Please state how many lines in the entries below contain the string "시설에서", with case counting. Give only the number.
[Start SUPPLIED MATERIAL]
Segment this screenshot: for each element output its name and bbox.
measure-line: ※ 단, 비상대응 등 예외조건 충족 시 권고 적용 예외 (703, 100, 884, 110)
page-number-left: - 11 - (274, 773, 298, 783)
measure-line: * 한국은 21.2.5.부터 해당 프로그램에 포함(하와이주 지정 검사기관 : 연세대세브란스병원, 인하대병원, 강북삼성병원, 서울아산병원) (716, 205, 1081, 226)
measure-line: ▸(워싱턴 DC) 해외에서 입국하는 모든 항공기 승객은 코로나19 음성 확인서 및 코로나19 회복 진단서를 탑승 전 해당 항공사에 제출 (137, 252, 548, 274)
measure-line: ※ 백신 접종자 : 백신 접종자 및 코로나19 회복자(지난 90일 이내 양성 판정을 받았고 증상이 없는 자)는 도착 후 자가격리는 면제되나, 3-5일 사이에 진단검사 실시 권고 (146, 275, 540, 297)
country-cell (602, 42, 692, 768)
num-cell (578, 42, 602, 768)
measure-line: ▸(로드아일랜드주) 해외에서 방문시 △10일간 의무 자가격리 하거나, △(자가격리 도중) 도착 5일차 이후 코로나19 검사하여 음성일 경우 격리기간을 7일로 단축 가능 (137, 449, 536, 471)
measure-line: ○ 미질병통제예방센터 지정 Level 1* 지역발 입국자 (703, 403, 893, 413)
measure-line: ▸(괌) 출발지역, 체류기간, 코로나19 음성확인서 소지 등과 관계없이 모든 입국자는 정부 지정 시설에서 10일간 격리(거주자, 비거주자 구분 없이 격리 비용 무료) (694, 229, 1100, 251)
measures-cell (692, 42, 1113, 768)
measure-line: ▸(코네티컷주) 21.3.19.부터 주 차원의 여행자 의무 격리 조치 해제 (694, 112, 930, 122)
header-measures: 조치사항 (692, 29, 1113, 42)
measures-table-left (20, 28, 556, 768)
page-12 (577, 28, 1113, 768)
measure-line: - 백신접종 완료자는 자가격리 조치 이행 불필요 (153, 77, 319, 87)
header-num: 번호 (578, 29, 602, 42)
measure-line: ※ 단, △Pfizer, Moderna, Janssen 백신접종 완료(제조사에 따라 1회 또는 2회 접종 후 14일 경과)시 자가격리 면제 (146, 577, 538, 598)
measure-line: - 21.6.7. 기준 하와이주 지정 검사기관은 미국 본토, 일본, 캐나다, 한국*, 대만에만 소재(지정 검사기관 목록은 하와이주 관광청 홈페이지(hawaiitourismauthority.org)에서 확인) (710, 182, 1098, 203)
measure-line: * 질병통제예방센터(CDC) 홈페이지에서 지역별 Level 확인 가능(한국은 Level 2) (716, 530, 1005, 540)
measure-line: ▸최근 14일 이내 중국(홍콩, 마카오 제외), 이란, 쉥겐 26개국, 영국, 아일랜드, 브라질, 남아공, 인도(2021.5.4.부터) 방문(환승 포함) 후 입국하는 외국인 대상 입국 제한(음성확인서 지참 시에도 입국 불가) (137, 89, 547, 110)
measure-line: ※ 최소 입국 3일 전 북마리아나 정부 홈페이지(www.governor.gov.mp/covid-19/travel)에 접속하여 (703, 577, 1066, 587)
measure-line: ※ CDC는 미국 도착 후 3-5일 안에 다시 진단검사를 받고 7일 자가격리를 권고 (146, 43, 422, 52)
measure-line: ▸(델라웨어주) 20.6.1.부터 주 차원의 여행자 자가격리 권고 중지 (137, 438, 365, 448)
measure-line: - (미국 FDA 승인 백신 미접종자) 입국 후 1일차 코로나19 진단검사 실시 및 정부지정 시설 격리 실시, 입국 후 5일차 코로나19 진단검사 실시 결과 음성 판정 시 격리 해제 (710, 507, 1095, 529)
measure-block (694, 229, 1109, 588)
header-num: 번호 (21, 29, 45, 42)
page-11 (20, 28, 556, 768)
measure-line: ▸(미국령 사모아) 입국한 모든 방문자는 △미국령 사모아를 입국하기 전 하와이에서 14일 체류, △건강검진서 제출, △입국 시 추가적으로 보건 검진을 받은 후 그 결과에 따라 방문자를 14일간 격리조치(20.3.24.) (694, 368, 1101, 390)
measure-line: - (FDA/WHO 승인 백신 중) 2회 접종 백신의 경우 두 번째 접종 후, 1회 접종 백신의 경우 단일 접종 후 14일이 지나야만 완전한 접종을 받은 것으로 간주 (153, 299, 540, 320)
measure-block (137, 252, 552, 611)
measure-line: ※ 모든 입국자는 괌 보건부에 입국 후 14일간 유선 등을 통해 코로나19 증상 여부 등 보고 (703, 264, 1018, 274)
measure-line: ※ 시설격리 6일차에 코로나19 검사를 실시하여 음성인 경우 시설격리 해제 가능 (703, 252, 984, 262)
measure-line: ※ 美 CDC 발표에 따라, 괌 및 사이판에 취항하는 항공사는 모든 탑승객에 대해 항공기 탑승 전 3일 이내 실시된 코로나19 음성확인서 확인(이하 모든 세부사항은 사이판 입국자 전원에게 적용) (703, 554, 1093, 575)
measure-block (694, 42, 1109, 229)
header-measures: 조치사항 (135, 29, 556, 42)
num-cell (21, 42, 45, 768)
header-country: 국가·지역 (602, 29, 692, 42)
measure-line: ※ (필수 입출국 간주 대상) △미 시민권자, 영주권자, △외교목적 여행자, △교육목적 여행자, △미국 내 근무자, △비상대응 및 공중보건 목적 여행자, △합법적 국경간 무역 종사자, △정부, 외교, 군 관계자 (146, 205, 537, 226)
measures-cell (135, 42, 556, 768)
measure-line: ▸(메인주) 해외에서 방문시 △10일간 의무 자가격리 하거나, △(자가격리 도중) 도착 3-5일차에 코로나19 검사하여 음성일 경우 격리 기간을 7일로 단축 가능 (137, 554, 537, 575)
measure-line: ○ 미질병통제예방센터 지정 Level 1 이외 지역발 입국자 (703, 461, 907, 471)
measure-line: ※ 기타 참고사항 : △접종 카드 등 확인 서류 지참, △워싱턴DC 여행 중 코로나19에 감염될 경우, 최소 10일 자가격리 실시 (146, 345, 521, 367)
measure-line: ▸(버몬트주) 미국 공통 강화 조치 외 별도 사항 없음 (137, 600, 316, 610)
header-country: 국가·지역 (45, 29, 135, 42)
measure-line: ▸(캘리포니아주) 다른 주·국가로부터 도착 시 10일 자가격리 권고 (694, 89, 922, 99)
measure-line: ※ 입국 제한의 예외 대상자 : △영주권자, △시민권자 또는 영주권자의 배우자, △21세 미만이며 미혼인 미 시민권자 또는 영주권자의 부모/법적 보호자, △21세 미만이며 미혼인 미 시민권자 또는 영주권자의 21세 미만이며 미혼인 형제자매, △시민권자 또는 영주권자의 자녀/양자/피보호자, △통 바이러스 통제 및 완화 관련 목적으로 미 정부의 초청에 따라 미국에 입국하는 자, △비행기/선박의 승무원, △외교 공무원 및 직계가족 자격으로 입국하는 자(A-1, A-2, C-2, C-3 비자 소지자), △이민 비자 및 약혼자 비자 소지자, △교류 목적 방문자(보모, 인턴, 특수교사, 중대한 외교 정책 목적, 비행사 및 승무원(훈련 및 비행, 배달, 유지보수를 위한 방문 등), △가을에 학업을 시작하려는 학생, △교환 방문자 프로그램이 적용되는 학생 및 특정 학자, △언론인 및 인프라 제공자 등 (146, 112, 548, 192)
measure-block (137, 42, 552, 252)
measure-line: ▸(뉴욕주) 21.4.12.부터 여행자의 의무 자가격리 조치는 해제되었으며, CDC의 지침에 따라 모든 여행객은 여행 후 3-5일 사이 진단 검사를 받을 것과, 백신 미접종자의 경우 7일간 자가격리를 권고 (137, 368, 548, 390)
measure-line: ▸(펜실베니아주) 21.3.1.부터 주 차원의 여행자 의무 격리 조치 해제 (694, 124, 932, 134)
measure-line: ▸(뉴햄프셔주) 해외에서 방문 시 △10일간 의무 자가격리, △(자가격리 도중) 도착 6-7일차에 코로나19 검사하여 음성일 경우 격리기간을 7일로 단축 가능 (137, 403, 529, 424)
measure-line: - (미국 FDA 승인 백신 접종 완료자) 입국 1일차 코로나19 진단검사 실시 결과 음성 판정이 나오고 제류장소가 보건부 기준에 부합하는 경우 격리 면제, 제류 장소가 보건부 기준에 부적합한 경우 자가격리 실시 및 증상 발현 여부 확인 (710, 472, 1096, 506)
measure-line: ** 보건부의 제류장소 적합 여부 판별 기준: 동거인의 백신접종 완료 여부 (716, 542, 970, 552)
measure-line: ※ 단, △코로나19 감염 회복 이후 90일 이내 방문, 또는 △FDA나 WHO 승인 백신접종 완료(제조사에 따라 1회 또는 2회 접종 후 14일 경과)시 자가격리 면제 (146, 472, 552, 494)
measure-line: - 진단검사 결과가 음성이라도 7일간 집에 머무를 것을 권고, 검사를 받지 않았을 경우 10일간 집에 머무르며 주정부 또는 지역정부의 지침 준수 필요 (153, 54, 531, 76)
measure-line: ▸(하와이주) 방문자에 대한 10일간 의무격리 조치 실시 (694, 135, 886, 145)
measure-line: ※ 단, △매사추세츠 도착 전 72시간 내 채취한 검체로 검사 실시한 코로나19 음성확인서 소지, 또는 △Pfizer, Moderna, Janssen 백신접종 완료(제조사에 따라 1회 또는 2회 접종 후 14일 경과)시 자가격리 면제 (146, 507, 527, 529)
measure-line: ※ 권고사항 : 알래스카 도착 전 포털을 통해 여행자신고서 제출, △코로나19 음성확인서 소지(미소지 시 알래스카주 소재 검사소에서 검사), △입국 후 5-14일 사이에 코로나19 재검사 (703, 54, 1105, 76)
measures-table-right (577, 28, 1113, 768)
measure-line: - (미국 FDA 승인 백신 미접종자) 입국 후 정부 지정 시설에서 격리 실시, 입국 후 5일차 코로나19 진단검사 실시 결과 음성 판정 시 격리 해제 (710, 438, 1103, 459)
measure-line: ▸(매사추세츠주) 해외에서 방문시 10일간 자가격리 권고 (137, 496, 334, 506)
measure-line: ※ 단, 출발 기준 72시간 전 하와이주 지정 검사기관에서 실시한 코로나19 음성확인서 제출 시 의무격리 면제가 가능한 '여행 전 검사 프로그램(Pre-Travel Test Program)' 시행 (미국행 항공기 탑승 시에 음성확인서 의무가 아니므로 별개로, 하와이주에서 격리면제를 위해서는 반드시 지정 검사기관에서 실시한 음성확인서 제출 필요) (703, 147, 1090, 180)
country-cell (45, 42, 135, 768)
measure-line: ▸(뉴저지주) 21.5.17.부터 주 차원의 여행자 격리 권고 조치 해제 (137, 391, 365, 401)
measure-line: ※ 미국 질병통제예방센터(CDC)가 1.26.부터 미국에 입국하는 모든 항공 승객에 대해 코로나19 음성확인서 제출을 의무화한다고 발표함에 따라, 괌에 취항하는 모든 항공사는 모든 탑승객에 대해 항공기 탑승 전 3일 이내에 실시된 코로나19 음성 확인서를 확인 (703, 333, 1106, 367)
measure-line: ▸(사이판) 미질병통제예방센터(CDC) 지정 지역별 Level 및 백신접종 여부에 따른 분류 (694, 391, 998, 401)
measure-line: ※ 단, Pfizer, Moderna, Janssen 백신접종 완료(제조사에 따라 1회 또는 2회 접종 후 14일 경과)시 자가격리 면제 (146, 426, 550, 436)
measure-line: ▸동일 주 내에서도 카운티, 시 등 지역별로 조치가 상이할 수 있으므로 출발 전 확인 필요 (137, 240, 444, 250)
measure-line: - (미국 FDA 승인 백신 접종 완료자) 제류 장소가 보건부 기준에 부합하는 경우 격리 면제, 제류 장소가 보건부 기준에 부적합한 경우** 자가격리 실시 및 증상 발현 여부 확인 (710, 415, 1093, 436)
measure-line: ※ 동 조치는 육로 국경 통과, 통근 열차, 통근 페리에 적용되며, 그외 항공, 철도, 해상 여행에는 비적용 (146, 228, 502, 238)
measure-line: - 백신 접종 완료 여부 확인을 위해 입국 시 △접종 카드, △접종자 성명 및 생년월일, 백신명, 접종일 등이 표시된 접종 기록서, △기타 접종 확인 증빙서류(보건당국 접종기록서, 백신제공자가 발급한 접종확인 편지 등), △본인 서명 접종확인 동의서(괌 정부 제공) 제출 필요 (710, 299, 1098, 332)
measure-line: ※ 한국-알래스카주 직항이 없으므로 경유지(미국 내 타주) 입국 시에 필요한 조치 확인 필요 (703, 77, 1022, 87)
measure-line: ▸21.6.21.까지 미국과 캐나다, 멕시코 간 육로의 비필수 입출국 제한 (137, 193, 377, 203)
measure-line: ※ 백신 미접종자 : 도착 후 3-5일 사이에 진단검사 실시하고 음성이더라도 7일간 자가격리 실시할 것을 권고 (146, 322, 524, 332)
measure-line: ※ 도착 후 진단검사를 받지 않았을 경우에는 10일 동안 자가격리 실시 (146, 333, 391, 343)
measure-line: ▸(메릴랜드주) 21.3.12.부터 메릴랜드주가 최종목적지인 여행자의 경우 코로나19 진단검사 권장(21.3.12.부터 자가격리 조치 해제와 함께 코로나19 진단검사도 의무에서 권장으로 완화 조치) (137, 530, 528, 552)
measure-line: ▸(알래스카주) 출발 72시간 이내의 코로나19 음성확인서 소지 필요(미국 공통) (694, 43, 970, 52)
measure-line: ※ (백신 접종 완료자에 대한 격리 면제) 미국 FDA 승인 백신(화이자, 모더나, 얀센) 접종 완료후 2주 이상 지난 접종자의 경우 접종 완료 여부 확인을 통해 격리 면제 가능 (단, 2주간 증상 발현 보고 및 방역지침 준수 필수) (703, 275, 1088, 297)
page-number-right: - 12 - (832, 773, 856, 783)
[End SUPPLIED MATERIAL]
SOLVED PROBLEM
2